ÜBUNGSAUFGABEN:
[a] Schreibe aus dem Interview zu Legal Design alles von „Legal Design Thinking“ bis einschließlich „Fragestellungen übertragen wird.“ wortgetreu ab.
[b] Gib die Datensätze vom Anfang bis einschließlich der Zeile mit „dim-overall-length: 485±40 —“ unverändert wieder.

LESETEXT:
......

Retreat: A European Legal Design Jam in Frankfurt – Interview mit Tamay Schimang

von Nico Kuhlmann

Legal Design Thinking steckt in Deutschland noch in den Kinderschuhen. Doch die Methode könnte dabei helfen, auf zukünftige Herausforderungen im Rechtsmarkt strukturierter, umfassender und tiefgründiger zu reagieren. Legal Design ist dabei ein holistischer Methodenansatz, bei der die Denkweise von Designern auf juristische Fragestellungen übertragen wird.

Herr Tamay Schimang ist Rechtsanwalt, Lehrbeauftragter an der Johann Wolfgang Goethe-Universität Frankfurt am Main für die Schlüsselqualifikation “Legal Tech & Innovation” sowie zusammen mit Henrik von Wehrs Mitgründer der Streamlaw GmbHJetzt veranstaltet Tamay Schimang zusammen mit Astrid Kohlmeier am 1. und 2. November unter dem Titel Retreat einen europäischen Legal Design Jam in Frankfurt.

Nico Kuhlmann: Lieber Tamay, was ist Design Thinking und warum sollten Juristen sich damit beschäftigen?

Tamay Schimang: Da muss ich kurz ausholen. Design Thinking ist eine inzwischen weithin anerkannte Methode der systematischen Problemlösung, der sich seit über einem Jahrzehnt die erfolgreichsten Unternehmen der Welt bedienen. Es gibt unzählige Beispiele über den Erfolg dieser Methode. Design Thinking folgt einigen Prinzipien:

Zuerst, der Nutzer steht konsequent im Mittelpunkt (sog. user-centricity). Das bedeutet, dass wir die Bedürfnisse des Nutzers, das Problem, das er lösen möchte und häufig selbst nicht definieren kann, in aller Tiefe verstehen und damit weit über den aus Kanzleien bekannten “Mandantenfokus” hinausgehen.

......

Einige Datensätze:
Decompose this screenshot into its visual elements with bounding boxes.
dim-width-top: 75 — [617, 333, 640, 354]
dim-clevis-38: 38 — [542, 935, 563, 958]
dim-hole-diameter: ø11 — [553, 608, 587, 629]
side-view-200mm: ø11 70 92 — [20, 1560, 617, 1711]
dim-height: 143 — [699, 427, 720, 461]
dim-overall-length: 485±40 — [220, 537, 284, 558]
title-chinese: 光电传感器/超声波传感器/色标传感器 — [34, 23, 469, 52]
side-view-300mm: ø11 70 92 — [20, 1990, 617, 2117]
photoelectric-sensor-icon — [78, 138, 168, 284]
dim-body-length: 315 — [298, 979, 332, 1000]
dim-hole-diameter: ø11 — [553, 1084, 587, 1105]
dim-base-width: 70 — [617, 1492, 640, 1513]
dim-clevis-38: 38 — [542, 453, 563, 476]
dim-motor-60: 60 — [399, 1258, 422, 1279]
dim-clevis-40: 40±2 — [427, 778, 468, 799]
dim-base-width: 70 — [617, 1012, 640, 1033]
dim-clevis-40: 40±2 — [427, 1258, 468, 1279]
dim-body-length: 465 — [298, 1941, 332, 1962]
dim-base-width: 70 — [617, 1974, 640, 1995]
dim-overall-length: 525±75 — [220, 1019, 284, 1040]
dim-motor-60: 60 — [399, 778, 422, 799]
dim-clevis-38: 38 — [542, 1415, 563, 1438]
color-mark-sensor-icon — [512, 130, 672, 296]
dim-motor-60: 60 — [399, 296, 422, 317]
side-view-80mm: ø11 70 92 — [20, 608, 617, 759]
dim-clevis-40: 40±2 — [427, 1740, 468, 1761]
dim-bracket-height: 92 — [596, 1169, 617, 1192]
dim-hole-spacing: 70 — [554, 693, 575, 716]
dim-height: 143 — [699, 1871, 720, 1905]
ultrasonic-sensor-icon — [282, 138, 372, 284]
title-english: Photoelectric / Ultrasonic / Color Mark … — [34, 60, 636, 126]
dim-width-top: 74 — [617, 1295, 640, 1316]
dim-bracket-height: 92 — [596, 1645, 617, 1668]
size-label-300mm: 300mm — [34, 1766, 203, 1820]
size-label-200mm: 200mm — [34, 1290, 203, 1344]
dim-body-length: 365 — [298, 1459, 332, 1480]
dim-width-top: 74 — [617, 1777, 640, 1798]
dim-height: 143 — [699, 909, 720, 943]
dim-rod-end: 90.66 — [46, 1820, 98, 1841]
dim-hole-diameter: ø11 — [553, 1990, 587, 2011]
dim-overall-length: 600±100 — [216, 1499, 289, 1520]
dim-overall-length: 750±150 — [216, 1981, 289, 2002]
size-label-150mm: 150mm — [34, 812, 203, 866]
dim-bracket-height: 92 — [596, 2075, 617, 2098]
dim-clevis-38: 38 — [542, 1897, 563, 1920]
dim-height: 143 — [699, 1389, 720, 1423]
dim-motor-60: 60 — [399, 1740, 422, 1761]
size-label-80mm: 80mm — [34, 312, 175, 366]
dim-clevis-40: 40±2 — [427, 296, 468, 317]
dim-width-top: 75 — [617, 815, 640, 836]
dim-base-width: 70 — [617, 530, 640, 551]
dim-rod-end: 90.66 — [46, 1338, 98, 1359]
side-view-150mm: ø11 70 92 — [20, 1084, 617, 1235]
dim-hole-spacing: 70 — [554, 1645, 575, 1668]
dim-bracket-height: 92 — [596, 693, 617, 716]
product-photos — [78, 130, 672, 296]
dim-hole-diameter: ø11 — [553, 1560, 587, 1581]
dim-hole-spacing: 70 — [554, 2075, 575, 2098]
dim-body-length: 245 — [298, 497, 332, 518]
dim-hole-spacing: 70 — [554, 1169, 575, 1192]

......

LÖSUNGEN:
[a]
Legal Design Thinking steckt in Deutschland noch in den Kinderschuhen. Doch die Methode könnte dabei helfen, auf zukünftige Herausforderungen im Rechtsmarkt strukturierter, umfassender und tiefgründiger zu reagieren. Legal Design ist dabei ein holistischer Methodenansatz, bei der die Denkweise von Designern auf juristische Fragestellungen übertragen wird.

[b]
Decompose this screenshot into its visual elements with bounding boxes.
dim-width-top: 75 — [617, 333, 640, 354]
dim-clevis-38: 38 — [542, 935, 563, 958]
dim-hole-diameter: ø11 — [553, 608, 587, 629]
side-view-200mm: ø11 70 92 — [20, 1560, 617, 1711]
dim-height: 143 — [699, 427, 720, 461]
dim-overall-length: 485±40 — [220, 537, 284, 558]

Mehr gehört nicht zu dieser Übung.